== Task inputs
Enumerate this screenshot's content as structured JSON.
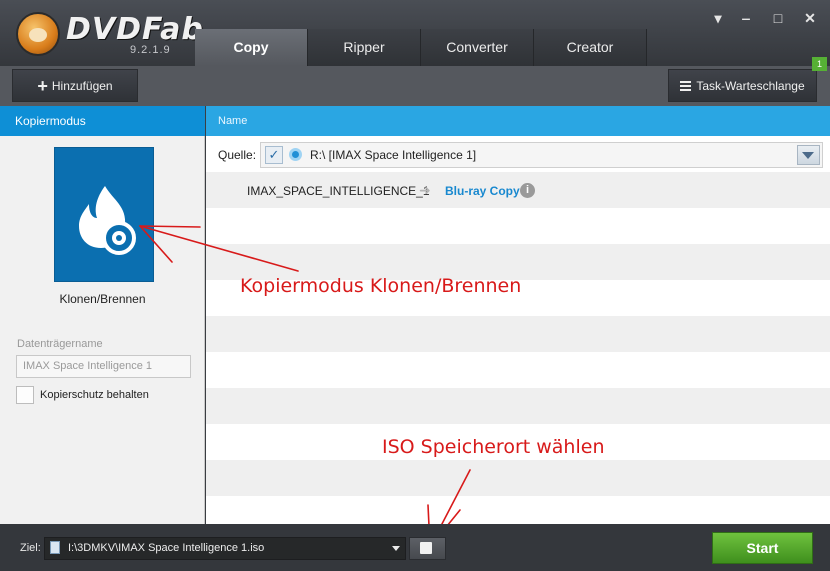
{
  "app": {
    "brand": "DVDFab",
    "version": "9.2.1.9"
  },
  "tabs": [
    {
      "label": "Copy",
      "active": true
    },
    {
      "label": "Ripper"
    },
    {
      "label": "Converter"
    },
    {
      "label": "Creator"
    }
  ],
  "window_controls": {
    "menu": "▾",
    "minimize": "‒",
    "maximize": "□",
    "close": "✕"
  },
  "toolbar": {
    "add_label": "Hinzufügen",
    "add_symbol": "+",
    "queue_label": "Task-Warteschlange",
    "queue_badge": "1"
  },
  "left_panel": {
    "header": "Kopiermodus",
    "mode_label": "Klonen/Brennen",
    "disc_name_label": "Datenträgername",
    "disc_name_value": "IMAX Space Intelligence 1",
    "keep_protection_label": "Kopierschutz behalten"
  },
  "right_panel": {
    "header": "Name",
    "source_label": "Quelle:",
    "source_value": "R:\\ [IMAX Space Intelligence 1]",
    "title_name": "IMAX_SPACE_INTELLIGENCE_1",
    "copy_mode_link": "Blu-ray Copy",
    "info_symbol": "i"
  },
  "annotations": {
    "mode": "Kopiermodus Klonen/Brennen",
    "iso": "ISO Speicherort wählen"
  },
  "bottom": {
    "target_label": "Ziel:",
    "target_path": "I:\\3DMKV\\IMAX Space Intelligence 1.iso",
    "start_label": "Start"
  },
  "colors": {
    "accent": "#0e8fd6",
    "link": "#1888cf",
    "annotation": "#d81a1a",
    "start": "#56a82c"
  }
}
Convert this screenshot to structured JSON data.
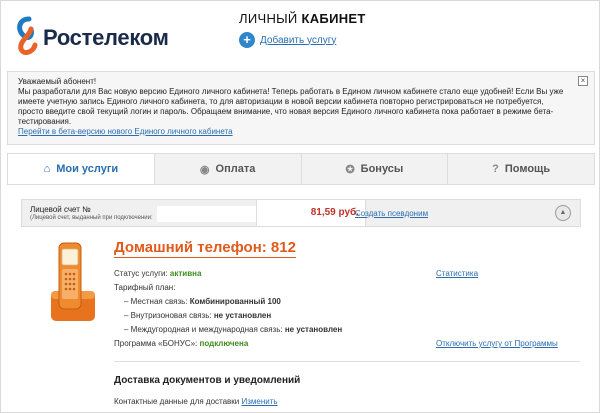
{
  "header": {
    "brand": "Ростелеком",
    "title_part1": "ЛИЧНЫЙ ",
    "title_part2": "КАБИНЕТ",
    "add_service_label": "Добавить услугу"
  },
  "notice": {
    "greeting": "Уважаемый абонент!",
    "body": "Мы разработали для Вас новую версию Единого личного кабинета! Теперь работать в Едином личном кабинете стало еще удобней! Если Вы уже имеете учетную запись Единого личного кабинета, то для авторизации в новой версии кабинета повторно регистрироваться не потребуется, просто введите свой текущий логин и пароль. Обращаем внимание, что новая версия Единого личного кабинета пока работает в режиме бета-тестирования.",
    "link": "Перейти в бета-версию нового Единого личного кабинета",
    "close_icon": "×"
  },
  "tabs": [
    {
      "label": "Мои услуги",
      "icon": "⌂",
      "active": true
    },
    {
      "label": "Оплата",
      "icon": "◉",
      "active": false
    },
    {
      "label": "Бонусы",
      "icon": "✪",
      "active": false
    },
    {
      "label": "Помощь",
      "icon": "?",
      "active": false
    }
  ],
  "account": {
    "label": "Лицевой счет №",
    "sublabel": "(Лицевой счет, выданный при подключении:",
    "balance": "81,59 руб.",
    "alias_link": "Создать псевдоним",
    "collapse_icon": "▲"
  },
  "service": {
    "title": "Домашний телефон: 812",
    "status_label": "Статус услуги: ",
    "status_value": "активна",
    "stats_link": "Статистика",
    "tariff_label": "Тарифный план:",
    "tariff_items": [
      {
        "label": "– Местная связь: ",
        "value": "Комбинированный 100"
      },
      {
        "label": "– Внутризоновая связь: ",
        "value": "не установлен"
      },
      {
        "label": "– Междугородная и международная связь: ",
        "value": "не установлен"
      }
    ],
    "bonus_label": "Программа «БОНУС»: ",
    "bonus_value": "подключена",
    "disconnect_link": "Отключить услугу от Программы"
  },
  "delivery": {
    "title": "Доставка документов и уведомлений",
    "contacts_label": "Контактные данные для доставки ",
    "change_link": "Изменить"
  },
  "colors": {
    "accent": "#2a6db0",
    "title_orange": "#e05a1c",
    "balance_red": "#c0322b",
    "status_green": "#3d8a1e"
  }
}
====
• _What is asked_
Select, from the listing, all lines that include the word "Copy".

• _Result of the exercise_
      "label": "Copy",
    "copy_mode_link": "Blu-ray Copy",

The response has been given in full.